# THE REQUEST
Retype every line of the listing below word for word, leaving out the pictures.

# RECORDS SUPPLIED
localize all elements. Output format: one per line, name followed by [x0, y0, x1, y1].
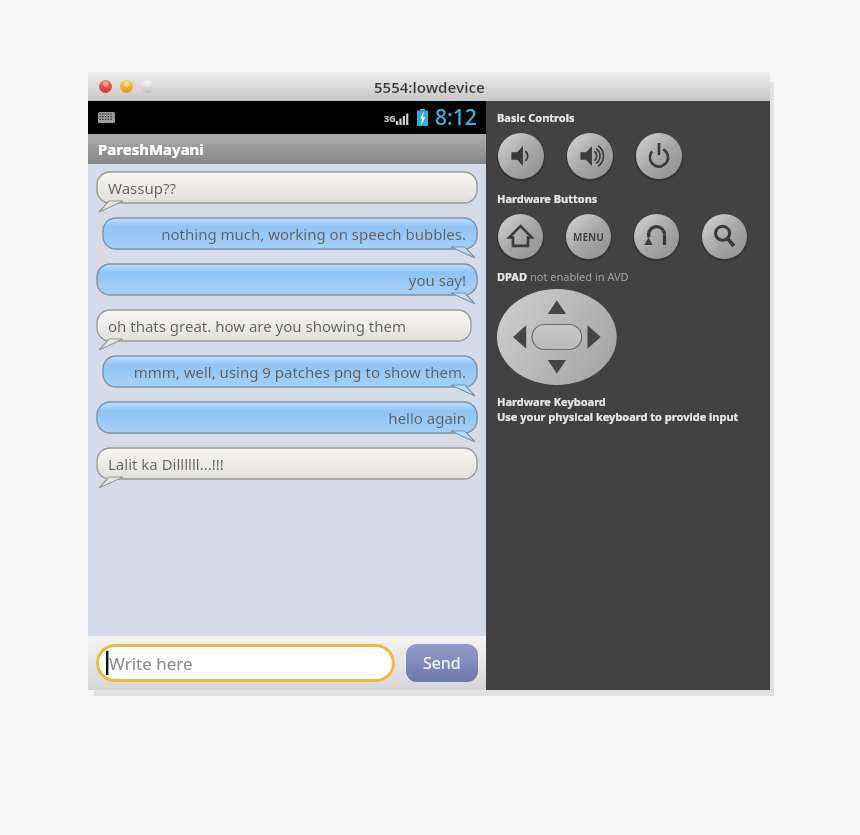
button[interactable]: Volume up [566, 132, 614, 180]
staticText: Lalit ka Dillllll...!!! [108, 454, 466, 474]
staticText: Use your physical keyboard to provide in… [497, 409, 739, 424]
button[interactable]: Search [701, 213, 748, 260]
button[interactable]: Write here [96, 644, 395, 682]
button[interactable]: Menu [565, 213, 612, 260]
button[interactable]: Volume down [497, 132, 545, 180]
button[interactable]: Power [635, 132, 683, 180]
button[interactable]: Lalit ka Dillllll...!!! [97, 448, 477, 488]
staticText: Hardware Keyboard [497, 394, 606, 409]
button[interactable]: you say! [97, 264, 477, 304]
staticText: Hardware Buttons [497, 191, 598, 206]
staticText: DPAD [497, 269, 530, 284]
staticText: MENU [573, 230, 604, 244]
staticText: oh thats great. how are you showing them [108, 316, 460, 336]
button[interactable]: nothing much, working on speech bubbles. [103, 218, 477, 258]
staticText: 8:12 [435, 103, 477, 132]
staticText: mmm, well, using 9 patches png to show t… [114, 362, 466, 382]
staticText: 3G [384, 112, 396, 124]
button[interactable]: mmm, well, using 9 patches png to show t… [103, 356, 477, 396]
staticText: hello again [108, 408, 466, 428]
button[interactable]: D-pad [497, 289, 643, 385]
staticText: not enabled in AVD [530, 269, 629, 284]
button[interactable]: Send [406, 644, 478, 682]
staticText: Wassup?? [108, 178, 466, 198]
staticText: you say! [108, 270, 466, 290]
staticText: Write here [109, 652, 193, 675]
button[interactable]: Home [497, 213, 544, 260]
button[interactable]: Wassup?? [97, 172, 477, 212]
staticText: Basic Controls [497, 110, 575, 125]
staticText: Send [423, 652, 461, 674]
button[interactable]: hello again [97, 402, 477, 442]
staticText: 5554:lowdevice [374, 77, 485, 97]
staticText: nothing much, working on speech bubbles. [114, 224, 466, 244]
button[interactable]: Back [633, 213, 680, 260]
button[interactable]: oh thats great. how are you showing them [97, 310, 471, 350]
staticText: PareshMayani [98, 139, 204, 159]
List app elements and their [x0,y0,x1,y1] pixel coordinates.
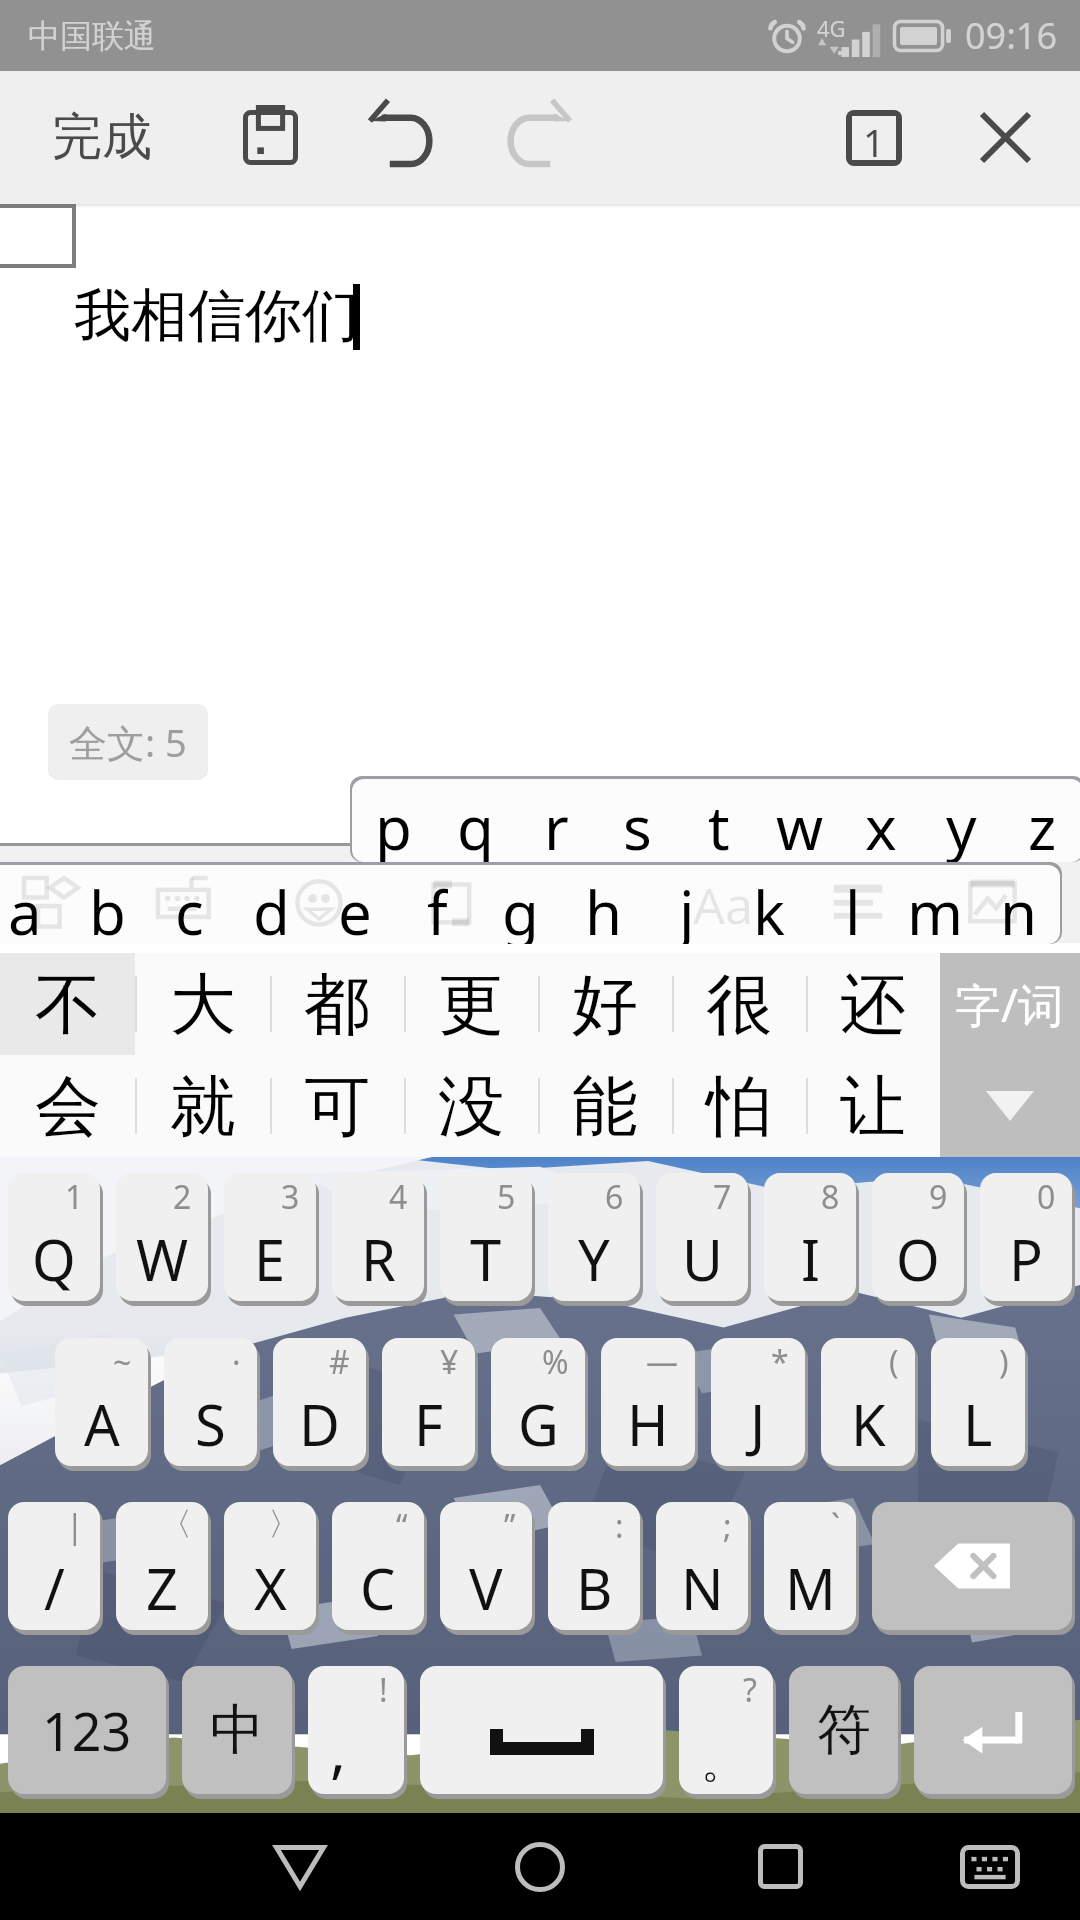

# TASK OUTPUT
localize all elements. Output format: one per line, name followed by [x0, y0, x1, y1].
button[interactable]: Volume up [566, 132, 614, 180]
staticText: Lalit ka Dillllll...!!! [108, 454, 466, 474]
staticText: Use your physical keyboard to provide in… [497, 409, 739, 424]
button[interactable]: Search [701, 213, 748, 260]
button[interactable]: Write here [96, 644, 395, 682]
button[interactable]: Menu [565, 213, 612, 260]
button[interactable]: Volume down [497, 132, 545, 180]
button[interactable]: Power [635, 132, 683, 180]
button[interactable]: Lalit ka Dillllll...!!! [97, 448, 477, 488]
staticText: Hardware Keyboard [497, 394, 606, 409]
button[interactable]: you say! [97, 264, 477, 304]
staticText: Hardware Buttons [497, 191, 598, 206]
staticText: DPAD [497, 269, 530, 284]
staticText: MENU [573, 230, 604, 244]
staticText: oh thats great. how are you showing them [108, 316, 460, 336]
button[interactable]: nothing much, working on speech bubbles. [103, 218, 477, 258]
staticText: 8:12 [435, 103, 477, 132]
staticText: mmm, well, using 9 patches png to show t… [114, 362, 466, 382]
staticText: 3G [384, 112, 396, 124]
button[interactable]: mmm, well, using 9 patches png to show t… [103, 356, 477, 396]
staticText: hello again [108, 408, 466, 428]
button[interactable]: D-pad [497, 289, 643, 385]
staticText: not enabled in AVD [530, 269, 629, 284]
button[interactable]: Send [406, 644, 478, 682]
staticText: Wassup?? [108, 178, 466, 198]
staticText: you say! [108, 270, 466, 290]
staticText: Write here [109, 652, 193, 675]
button[interactable]: Home [497, 213, 544, 260]
button[interactable]: Wassup?? [97, 172, 477, 212]
staticText: Basic Controls [497, 110, 575, 125]
staticText: Send [423, 652, 461, 674]
button[interactable]: hello again [97, 402, 477, 442]
staticText: 5554:lowdevice [374, 77, 485, 97]
staticText: nothing much, working on speech bubbles. [114, 224, 466, 244]
button[interactable]: Back [633, 213, 680, 260]
button[interactable]: oh thats great. how are you showing them [97, 310, 471, 350]
staticText: PareshMayani [98, 139, 204, 159]
List app elements and their [x0,y0,x1,y1] pixel coordinates.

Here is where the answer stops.